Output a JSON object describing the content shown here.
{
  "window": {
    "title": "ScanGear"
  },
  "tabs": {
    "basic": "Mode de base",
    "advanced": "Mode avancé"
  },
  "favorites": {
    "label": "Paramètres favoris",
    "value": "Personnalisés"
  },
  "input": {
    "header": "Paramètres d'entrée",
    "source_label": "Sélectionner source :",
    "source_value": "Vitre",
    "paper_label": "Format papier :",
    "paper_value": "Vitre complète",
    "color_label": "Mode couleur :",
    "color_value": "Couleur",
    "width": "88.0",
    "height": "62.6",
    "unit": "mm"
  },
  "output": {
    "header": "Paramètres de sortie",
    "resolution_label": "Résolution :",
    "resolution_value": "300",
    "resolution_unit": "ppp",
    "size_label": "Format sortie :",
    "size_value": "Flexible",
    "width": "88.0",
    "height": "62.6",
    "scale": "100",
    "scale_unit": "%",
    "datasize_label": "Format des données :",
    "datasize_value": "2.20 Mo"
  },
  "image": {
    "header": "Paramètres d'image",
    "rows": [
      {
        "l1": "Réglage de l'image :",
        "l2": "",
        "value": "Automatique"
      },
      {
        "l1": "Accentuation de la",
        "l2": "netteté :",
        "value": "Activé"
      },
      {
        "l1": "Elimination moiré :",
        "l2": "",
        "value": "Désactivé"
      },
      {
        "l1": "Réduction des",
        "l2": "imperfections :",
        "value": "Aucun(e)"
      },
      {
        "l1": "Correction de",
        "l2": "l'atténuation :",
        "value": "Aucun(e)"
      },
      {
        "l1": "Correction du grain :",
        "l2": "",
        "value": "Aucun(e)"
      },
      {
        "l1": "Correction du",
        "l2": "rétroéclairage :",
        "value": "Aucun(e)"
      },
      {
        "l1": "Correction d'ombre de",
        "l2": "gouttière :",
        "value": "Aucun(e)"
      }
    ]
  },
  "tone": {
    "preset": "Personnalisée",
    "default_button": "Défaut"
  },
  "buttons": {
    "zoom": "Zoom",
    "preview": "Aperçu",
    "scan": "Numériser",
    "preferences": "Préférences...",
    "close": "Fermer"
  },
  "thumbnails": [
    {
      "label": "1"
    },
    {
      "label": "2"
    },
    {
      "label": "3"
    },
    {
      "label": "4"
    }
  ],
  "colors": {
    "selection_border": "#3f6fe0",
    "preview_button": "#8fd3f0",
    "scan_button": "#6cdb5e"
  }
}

====

*GOAL*: Determine how many lines of the records above contain the word "Correction", and report only that number.

*COMPLETED EXERCISE*: 4